* _Given instruction_
Find every line of the listing below where "данных" appears, and copy it.

▼

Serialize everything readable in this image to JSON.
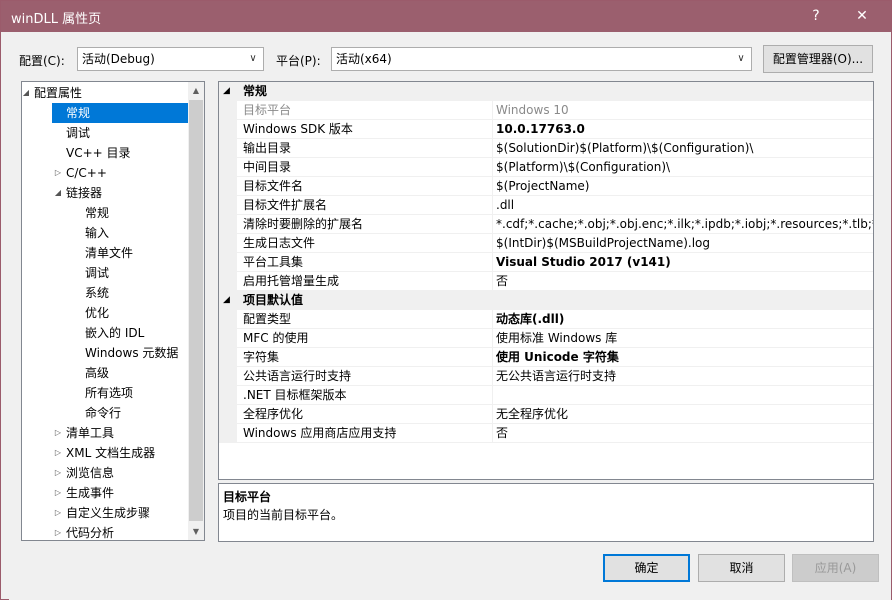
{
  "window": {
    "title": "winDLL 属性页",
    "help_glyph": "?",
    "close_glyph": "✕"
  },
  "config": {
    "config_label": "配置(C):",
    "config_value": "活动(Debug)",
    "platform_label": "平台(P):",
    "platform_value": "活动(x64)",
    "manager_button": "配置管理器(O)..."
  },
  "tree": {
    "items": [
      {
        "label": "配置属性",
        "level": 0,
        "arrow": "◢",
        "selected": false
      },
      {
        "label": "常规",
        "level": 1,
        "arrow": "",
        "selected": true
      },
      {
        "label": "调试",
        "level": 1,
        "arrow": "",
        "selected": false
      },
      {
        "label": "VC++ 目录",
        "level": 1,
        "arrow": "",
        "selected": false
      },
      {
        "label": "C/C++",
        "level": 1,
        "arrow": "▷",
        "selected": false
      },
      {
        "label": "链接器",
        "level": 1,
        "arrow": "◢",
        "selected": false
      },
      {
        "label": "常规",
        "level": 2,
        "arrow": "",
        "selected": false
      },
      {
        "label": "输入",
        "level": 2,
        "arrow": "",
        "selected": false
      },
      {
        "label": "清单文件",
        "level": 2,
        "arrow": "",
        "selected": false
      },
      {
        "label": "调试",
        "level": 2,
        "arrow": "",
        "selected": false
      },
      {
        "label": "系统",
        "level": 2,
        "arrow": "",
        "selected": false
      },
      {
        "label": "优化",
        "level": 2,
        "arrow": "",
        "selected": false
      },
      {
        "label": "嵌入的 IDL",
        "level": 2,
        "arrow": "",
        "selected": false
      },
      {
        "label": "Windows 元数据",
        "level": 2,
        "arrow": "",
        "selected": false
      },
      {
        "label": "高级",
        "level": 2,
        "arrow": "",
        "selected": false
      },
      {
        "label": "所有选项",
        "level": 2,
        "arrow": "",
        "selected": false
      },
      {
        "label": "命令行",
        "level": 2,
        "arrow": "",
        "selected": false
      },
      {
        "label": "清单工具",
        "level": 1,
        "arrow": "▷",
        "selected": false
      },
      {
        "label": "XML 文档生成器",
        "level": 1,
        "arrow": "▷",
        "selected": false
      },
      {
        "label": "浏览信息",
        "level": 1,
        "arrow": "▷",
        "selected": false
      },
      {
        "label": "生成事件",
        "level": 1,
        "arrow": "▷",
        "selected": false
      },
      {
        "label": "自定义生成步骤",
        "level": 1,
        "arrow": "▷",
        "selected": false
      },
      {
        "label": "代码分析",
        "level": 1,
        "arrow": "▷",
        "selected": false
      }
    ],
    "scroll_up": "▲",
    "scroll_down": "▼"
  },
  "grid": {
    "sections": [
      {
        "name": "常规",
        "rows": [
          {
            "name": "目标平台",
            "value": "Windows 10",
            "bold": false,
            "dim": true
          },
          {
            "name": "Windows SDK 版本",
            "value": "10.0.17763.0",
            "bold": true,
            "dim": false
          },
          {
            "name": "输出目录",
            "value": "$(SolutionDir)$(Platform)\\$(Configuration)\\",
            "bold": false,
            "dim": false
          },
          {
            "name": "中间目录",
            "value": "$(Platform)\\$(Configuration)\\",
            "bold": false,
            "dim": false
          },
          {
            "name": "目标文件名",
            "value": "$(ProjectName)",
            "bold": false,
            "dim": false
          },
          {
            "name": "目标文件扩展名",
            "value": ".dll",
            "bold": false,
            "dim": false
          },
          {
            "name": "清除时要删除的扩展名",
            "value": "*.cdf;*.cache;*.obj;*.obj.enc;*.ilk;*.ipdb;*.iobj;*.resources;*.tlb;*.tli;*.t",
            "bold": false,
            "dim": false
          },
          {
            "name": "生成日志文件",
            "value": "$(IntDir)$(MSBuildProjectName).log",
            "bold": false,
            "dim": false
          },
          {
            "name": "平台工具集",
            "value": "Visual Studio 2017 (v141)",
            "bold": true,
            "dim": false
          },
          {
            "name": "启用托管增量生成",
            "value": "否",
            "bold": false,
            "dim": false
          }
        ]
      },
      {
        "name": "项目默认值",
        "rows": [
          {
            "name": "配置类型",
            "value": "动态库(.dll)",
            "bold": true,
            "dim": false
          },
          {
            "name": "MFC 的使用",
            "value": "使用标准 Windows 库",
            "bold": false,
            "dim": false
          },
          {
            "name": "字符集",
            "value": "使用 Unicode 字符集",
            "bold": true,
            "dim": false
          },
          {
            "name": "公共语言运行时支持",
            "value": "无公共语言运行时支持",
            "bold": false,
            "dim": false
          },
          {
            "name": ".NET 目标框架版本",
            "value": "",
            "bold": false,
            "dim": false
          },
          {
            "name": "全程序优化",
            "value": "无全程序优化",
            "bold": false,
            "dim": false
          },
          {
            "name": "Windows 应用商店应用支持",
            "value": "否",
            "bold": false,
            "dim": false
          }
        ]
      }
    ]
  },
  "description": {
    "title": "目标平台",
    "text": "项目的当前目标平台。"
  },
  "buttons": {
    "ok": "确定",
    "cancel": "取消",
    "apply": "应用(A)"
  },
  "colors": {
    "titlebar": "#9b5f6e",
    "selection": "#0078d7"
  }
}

▲
▼

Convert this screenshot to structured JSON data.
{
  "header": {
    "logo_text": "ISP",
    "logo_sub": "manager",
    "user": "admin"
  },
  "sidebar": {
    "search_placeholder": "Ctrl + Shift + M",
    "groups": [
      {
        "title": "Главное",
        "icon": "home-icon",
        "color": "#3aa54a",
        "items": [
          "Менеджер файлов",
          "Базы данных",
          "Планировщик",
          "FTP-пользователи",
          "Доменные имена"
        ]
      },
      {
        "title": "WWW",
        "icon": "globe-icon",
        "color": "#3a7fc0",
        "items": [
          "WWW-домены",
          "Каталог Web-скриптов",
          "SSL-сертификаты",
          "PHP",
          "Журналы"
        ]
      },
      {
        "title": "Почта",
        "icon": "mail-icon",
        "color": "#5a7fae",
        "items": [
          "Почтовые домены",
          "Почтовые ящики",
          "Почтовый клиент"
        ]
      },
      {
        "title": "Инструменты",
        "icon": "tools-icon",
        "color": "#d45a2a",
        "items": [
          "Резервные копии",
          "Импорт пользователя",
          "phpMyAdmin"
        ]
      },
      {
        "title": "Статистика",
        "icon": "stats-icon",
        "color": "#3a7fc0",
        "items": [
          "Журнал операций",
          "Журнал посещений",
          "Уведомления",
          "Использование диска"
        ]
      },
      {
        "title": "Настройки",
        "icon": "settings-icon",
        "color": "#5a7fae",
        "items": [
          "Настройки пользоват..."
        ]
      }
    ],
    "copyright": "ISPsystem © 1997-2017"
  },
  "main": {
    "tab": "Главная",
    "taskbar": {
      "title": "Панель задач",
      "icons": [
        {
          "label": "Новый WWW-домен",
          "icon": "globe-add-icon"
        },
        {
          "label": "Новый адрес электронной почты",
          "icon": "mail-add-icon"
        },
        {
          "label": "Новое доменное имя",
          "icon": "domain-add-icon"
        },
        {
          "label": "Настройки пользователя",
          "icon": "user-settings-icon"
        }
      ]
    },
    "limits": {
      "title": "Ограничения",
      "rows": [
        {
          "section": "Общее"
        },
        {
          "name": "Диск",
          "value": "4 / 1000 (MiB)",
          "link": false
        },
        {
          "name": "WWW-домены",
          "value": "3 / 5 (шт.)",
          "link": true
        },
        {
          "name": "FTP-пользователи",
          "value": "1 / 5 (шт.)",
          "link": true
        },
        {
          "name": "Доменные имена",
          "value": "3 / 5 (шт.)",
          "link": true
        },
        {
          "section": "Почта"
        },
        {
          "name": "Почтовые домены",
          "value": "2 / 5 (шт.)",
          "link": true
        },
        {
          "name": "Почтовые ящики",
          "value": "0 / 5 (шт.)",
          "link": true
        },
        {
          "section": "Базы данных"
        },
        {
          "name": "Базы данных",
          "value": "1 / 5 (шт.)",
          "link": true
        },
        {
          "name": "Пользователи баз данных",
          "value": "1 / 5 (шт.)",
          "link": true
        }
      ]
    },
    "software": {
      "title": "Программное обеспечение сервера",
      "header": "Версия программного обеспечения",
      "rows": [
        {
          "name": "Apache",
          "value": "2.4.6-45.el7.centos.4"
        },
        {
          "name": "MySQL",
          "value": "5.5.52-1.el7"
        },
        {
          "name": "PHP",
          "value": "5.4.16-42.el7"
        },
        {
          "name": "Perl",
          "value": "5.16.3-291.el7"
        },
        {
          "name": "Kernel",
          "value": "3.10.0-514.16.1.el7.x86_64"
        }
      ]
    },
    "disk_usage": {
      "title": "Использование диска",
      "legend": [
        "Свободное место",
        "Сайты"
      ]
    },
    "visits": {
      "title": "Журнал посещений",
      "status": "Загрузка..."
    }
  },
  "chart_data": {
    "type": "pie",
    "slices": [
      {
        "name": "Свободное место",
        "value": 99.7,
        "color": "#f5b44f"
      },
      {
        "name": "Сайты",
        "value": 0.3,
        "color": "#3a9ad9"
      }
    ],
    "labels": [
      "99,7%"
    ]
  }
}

▲
▼

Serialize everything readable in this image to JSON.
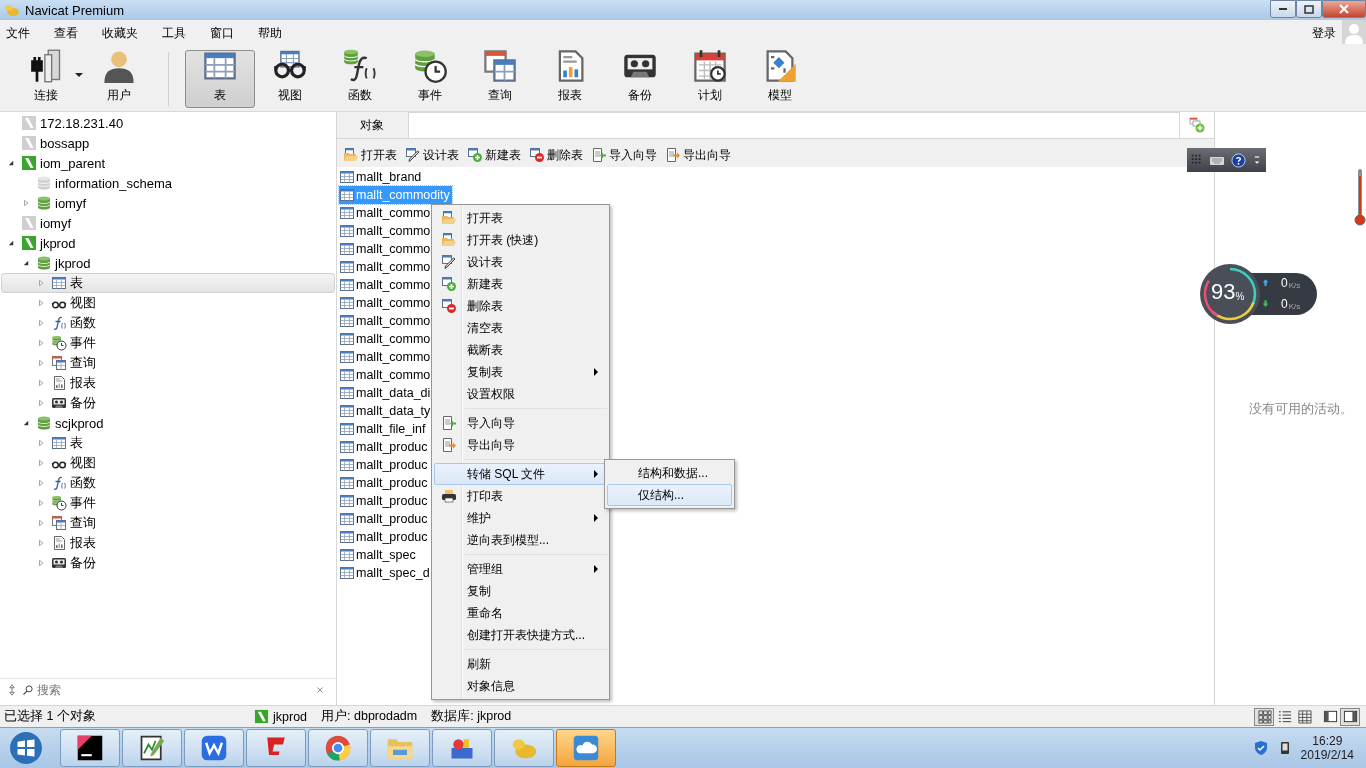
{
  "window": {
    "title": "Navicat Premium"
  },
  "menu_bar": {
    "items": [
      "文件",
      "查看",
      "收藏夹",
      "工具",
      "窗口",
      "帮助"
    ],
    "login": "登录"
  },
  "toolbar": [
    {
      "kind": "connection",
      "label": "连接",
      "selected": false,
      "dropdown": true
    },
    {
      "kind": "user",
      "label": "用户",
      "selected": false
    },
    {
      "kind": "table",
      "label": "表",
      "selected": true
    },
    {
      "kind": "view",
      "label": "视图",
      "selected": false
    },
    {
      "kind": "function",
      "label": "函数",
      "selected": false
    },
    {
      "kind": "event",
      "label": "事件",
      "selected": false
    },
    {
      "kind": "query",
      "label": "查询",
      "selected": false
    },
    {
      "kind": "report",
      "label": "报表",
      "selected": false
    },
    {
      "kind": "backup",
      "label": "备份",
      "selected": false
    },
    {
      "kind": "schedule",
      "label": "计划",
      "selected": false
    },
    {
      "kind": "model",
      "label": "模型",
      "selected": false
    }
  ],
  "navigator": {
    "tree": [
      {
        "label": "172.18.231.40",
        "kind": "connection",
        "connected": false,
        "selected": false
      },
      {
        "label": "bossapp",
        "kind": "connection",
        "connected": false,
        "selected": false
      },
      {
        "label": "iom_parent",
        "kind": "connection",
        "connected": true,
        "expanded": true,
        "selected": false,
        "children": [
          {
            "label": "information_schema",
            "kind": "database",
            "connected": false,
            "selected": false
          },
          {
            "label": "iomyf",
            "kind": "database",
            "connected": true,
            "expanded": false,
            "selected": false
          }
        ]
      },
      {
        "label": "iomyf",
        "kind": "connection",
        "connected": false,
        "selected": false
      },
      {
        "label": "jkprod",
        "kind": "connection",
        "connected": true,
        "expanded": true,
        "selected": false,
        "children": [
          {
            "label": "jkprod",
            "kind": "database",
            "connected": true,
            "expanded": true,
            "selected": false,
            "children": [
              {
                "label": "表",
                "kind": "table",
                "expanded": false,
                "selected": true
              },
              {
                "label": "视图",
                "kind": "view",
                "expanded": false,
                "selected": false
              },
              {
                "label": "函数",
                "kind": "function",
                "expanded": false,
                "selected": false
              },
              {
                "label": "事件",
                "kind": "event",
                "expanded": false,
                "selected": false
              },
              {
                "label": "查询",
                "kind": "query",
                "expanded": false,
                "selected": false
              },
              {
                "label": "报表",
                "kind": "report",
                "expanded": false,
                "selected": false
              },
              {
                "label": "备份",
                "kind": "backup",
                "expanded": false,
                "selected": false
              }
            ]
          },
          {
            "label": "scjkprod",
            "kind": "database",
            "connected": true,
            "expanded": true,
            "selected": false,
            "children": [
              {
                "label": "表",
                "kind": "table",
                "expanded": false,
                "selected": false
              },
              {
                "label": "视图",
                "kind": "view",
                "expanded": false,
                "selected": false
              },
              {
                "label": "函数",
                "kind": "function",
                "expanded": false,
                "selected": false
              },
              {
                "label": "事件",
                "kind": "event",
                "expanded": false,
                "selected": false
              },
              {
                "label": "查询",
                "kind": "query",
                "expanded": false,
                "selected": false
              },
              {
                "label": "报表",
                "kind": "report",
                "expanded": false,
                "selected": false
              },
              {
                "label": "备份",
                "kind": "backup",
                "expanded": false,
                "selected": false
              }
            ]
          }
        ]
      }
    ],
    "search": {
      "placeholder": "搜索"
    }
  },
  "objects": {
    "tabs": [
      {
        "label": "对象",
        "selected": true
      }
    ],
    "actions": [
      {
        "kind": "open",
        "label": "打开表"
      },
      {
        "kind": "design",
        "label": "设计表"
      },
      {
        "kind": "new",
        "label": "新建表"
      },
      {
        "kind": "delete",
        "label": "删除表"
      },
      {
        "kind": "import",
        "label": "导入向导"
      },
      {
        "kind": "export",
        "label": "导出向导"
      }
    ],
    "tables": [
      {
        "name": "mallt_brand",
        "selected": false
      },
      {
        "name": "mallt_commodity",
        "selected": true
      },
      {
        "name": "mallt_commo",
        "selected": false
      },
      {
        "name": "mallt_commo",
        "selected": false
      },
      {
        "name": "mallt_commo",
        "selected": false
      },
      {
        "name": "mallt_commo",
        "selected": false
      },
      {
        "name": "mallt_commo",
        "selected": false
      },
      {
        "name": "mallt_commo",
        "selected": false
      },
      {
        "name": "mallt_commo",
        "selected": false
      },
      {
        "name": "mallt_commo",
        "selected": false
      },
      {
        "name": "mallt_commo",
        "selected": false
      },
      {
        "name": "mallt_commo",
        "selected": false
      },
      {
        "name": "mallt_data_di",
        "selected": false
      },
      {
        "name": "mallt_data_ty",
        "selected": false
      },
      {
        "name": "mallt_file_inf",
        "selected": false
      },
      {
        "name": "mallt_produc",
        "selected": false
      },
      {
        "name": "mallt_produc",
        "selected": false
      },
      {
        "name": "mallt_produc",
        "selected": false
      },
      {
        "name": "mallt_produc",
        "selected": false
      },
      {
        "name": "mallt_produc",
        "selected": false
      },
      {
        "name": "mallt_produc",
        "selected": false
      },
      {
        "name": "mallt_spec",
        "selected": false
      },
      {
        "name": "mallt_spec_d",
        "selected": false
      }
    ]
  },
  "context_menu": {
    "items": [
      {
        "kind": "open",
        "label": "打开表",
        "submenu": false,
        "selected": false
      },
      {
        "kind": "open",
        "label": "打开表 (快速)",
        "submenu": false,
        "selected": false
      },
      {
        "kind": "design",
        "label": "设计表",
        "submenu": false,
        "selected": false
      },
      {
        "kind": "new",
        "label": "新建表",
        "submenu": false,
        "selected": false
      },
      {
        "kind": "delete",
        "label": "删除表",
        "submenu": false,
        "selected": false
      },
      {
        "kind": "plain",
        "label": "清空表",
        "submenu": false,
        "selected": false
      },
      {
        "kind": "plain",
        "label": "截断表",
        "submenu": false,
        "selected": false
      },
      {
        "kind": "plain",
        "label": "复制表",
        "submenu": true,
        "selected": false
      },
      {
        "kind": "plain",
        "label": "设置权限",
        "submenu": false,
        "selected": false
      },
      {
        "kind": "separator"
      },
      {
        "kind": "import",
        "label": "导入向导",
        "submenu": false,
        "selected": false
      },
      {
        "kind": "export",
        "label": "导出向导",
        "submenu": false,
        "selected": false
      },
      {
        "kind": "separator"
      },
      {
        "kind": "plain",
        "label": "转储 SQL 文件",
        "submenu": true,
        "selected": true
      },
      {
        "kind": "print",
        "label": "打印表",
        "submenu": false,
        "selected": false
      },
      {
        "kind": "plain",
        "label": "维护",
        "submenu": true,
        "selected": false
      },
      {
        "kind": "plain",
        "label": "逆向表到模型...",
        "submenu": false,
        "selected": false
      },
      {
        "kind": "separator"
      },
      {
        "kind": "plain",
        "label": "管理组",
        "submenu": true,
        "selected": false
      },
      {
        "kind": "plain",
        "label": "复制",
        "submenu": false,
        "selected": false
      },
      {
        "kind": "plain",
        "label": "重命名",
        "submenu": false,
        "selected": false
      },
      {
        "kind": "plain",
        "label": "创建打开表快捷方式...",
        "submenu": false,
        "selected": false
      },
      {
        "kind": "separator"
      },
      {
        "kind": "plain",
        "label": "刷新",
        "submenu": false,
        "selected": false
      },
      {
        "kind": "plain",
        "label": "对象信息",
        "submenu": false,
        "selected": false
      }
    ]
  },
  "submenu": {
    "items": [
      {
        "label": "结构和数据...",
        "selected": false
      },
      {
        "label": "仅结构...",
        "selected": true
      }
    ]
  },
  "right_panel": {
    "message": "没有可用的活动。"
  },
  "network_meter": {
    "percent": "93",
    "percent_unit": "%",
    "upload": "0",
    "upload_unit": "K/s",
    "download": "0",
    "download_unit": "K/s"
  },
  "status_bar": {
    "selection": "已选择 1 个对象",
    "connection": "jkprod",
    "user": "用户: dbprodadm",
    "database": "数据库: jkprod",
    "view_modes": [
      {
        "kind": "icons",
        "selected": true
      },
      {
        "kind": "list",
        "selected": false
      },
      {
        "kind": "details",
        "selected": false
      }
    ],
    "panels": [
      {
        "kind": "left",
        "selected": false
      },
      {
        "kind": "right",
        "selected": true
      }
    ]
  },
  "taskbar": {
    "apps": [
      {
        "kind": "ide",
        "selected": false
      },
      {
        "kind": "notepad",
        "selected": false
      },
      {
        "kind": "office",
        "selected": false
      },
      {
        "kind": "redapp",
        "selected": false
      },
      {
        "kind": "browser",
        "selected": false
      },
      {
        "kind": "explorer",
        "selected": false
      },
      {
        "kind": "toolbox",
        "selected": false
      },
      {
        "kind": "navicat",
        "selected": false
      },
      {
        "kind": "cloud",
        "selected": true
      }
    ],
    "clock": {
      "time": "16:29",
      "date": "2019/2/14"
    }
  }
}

▲

* _Expected answer_
          "Базы данных",
          "section": "Базы данных"
          "name": "Базы данных",
          "name": "Пользователи баз данных",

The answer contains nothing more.